╔══

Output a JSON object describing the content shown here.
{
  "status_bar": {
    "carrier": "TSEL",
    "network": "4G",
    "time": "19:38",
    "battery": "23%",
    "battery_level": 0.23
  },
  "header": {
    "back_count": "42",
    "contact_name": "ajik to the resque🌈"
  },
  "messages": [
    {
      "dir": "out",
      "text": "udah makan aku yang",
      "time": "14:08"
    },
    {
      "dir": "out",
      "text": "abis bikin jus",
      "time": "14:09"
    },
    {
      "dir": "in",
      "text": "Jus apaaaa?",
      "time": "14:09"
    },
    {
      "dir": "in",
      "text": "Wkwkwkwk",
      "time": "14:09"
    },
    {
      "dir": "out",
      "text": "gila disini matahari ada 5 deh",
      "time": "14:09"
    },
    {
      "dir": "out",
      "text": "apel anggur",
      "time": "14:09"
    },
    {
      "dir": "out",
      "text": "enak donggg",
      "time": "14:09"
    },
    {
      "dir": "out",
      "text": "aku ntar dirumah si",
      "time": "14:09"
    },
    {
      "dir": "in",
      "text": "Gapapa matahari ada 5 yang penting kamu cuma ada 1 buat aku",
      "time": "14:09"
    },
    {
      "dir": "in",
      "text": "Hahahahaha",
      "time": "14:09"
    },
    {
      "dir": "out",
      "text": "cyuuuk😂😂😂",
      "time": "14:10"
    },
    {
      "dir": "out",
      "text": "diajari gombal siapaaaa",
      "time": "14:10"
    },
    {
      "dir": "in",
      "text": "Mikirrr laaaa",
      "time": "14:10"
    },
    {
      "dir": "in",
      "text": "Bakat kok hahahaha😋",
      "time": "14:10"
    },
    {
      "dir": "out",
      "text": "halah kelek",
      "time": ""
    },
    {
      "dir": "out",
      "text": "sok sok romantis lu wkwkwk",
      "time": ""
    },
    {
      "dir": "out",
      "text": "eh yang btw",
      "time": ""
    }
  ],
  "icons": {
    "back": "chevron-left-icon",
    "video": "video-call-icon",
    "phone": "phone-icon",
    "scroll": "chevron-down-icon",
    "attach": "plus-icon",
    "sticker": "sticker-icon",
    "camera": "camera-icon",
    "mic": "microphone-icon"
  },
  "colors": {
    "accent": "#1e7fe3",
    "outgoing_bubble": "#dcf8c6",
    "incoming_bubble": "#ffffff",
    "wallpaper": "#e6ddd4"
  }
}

╚══

*What to produce:* Copy and report every line where the word "yang" is present.

*Written reply:*
      "text": "udah makan aku yang",
      "text": "Gapapa matahari ada 5 yang penting kamu cuma ada 1 buat aku",
      "text": "eh yang btw",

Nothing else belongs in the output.